- [Data shown]
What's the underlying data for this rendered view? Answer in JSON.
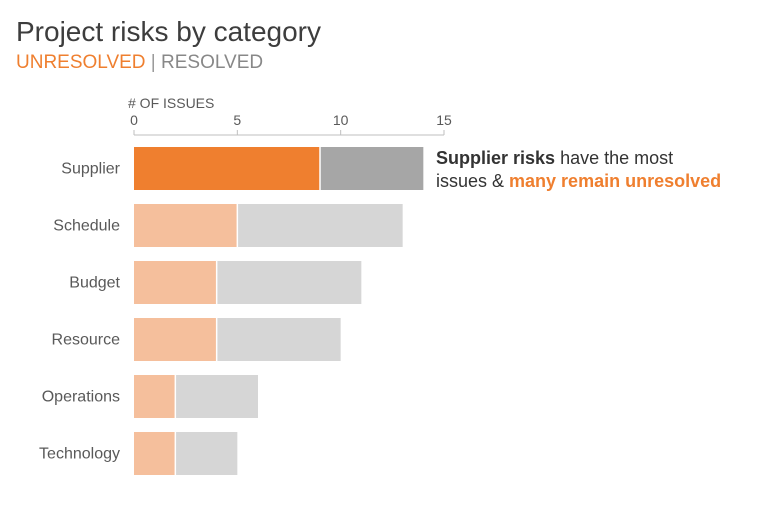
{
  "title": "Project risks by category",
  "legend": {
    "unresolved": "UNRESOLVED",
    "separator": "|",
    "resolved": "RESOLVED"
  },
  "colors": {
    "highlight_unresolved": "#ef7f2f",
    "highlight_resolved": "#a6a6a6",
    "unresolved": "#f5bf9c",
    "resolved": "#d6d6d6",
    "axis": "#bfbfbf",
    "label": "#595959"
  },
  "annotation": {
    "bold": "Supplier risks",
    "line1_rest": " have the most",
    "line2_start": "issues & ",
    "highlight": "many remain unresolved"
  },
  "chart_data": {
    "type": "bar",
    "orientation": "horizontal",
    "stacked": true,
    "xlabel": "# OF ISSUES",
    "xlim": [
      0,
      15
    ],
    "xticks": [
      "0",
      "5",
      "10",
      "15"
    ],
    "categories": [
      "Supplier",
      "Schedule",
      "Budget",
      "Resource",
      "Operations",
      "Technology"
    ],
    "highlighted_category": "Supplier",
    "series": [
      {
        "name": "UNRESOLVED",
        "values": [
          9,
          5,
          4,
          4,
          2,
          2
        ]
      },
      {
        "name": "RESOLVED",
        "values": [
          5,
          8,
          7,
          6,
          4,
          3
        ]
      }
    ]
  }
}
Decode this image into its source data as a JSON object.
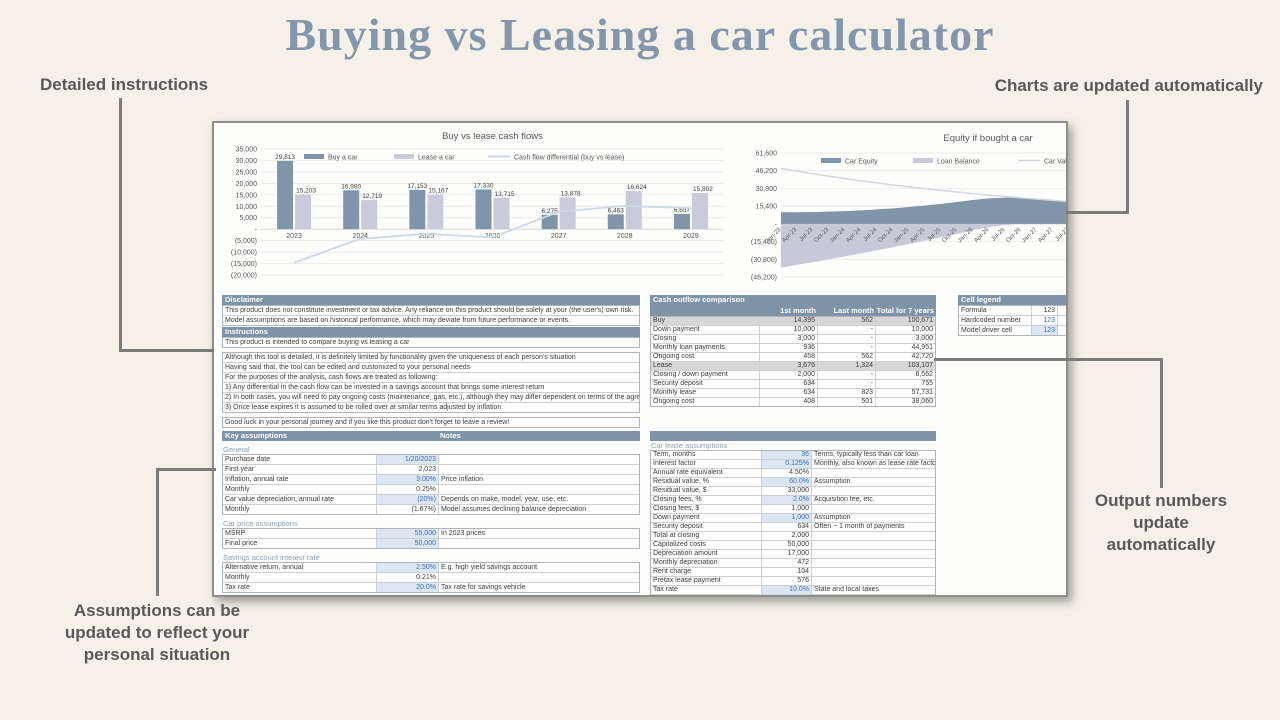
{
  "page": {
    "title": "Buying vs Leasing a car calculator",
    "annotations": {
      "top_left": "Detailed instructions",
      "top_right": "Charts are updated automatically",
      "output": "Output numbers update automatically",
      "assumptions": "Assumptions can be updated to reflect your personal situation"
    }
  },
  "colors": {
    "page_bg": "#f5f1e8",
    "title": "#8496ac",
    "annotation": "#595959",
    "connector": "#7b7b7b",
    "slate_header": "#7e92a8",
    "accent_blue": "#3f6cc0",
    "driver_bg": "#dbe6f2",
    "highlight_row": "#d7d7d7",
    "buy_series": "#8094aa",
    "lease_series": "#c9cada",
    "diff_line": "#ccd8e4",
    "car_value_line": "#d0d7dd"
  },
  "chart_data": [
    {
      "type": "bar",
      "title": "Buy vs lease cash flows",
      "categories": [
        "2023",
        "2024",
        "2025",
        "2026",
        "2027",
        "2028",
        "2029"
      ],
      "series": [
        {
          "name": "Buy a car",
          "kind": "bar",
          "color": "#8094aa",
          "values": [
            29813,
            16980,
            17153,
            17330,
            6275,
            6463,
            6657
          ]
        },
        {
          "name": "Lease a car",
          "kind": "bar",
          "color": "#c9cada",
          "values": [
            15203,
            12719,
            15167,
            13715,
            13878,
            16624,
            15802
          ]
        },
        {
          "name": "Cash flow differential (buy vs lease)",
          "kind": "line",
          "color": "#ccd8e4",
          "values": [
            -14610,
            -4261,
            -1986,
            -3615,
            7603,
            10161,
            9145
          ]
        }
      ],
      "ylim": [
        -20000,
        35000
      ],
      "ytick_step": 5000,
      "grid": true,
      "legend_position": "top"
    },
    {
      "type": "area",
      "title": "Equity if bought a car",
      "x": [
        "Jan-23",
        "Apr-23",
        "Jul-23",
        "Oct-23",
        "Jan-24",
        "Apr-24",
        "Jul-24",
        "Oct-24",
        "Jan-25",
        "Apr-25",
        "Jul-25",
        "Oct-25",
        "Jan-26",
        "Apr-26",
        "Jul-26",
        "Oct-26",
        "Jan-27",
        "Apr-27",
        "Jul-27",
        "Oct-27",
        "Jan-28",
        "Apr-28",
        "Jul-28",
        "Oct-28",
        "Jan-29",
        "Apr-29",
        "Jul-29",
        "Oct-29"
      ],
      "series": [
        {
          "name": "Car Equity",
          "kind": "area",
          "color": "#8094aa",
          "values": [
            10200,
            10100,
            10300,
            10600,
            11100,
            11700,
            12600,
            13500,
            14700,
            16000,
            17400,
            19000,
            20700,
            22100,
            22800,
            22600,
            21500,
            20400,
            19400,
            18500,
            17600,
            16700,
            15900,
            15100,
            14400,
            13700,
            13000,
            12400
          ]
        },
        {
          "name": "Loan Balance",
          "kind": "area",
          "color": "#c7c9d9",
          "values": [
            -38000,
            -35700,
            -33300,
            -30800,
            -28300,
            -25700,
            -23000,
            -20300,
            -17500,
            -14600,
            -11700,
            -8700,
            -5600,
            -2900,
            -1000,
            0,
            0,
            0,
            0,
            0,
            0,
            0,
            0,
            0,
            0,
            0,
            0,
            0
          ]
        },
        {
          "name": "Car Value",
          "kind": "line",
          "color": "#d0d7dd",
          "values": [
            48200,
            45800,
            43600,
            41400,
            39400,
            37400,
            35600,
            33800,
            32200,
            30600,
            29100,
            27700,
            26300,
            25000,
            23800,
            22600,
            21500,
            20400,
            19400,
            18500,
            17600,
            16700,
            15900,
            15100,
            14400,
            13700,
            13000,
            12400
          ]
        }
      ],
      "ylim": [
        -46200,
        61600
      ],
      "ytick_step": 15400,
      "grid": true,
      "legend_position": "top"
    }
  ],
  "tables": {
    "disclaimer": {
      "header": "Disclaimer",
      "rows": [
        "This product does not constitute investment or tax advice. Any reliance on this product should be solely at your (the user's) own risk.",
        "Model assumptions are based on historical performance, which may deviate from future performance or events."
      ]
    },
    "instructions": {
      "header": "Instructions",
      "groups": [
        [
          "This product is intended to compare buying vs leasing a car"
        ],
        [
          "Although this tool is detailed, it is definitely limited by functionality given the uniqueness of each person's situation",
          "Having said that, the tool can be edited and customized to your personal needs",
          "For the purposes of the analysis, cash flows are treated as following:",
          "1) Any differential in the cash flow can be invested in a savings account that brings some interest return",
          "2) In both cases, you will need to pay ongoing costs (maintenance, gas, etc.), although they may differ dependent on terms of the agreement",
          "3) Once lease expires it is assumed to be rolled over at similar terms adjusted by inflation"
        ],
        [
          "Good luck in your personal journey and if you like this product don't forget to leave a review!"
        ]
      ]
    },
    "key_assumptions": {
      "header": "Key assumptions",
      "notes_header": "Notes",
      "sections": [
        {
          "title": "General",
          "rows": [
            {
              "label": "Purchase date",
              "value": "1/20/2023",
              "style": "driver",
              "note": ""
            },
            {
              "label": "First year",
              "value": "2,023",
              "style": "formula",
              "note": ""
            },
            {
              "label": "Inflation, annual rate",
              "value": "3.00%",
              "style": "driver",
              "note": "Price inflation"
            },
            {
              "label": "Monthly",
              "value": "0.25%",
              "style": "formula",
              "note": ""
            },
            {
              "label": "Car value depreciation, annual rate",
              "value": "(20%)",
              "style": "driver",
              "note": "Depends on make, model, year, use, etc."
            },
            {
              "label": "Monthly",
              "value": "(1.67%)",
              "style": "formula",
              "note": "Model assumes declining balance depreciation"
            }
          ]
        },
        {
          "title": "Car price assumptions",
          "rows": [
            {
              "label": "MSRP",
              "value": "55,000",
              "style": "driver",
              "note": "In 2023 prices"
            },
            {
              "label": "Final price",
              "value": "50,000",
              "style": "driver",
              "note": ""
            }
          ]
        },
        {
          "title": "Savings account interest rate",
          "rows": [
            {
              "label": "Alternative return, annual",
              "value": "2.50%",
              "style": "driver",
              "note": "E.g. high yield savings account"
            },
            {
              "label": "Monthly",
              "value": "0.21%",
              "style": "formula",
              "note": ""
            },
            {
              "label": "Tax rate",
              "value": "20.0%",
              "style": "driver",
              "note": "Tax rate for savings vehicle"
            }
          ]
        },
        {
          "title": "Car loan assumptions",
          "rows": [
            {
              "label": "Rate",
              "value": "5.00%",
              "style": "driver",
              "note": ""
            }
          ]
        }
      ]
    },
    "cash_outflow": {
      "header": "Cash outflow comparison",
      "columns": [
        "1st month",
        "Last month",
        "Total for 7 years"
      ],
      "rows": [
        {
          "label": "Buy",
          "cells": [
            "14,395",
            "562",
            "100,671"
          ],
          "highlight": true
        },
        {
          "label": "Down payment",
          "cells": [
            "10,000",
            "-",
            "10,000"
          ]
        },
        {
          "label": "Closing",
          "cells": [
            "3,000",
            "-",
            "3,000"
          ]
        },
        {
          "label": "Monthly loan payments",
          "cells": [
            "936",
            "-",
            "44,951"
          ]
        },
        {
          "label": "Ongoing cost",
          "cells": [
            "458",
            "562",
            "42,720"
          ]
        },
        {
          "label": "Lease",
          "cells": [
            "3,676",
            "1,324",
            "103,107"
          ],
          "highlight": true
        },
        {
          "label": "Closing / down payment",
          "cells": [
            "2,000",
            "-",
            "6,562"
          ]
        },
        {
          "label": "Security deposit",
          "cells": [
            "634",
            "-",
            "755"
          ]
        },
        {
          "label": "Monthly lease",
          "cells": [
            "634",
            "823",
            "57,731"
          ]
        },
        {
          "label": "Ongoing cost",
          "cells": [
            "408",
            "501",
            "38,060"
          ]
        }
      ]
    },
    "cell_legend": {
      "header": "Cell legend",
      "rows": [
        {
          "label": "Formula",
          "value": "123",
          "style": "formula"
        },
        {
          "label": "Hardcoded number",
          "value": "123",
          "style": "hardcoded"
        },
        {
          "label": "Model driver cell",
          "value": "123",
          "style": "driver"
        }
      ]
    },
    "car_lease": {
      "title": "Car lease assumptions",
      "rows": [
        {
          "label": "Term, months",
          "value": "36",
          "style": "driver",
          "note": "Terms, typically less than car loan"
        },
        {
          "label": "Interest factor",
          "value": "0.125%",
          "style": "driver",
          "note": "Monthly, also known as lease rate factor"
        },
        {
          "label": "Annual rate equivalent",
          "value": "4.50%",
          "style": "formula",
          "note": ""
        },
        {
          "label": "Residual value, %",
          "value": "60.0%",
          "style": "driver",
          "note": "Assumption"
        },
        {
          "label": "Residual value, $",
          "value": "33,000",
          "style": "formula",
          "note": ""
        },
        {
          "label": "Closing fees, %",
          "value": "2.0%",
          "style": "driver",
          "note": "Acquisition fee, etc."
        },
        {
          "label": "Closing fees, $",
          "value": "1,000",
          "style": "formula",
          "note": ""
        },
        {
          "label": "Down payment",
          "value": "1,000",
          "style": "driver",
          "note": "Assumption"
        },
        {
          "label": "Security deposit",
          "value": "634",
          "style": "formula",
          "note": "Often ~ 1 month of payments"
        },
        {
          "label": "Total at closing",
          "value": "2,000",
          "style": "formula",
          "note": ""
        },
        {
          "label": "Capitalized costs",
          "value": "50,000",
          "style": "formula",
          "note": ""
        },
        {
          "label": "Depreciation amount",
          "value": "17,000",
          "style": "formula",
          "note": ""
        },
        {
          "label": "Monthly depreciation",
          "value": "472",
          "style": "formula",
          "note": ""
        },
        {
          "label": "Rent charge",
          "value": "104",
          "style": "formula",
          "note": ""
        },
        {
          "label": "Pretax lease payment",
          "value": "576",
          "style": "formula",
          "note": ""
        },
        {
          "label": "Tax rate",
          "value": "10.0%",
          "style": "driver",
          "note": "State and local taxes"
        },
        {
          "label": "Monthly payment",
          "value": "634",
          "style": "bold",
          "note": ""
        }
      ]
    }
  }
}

- [Stated task] Say, as a single number and nothing more, how many lines of the entries contain the word "personal".

- [Answer to the task] 3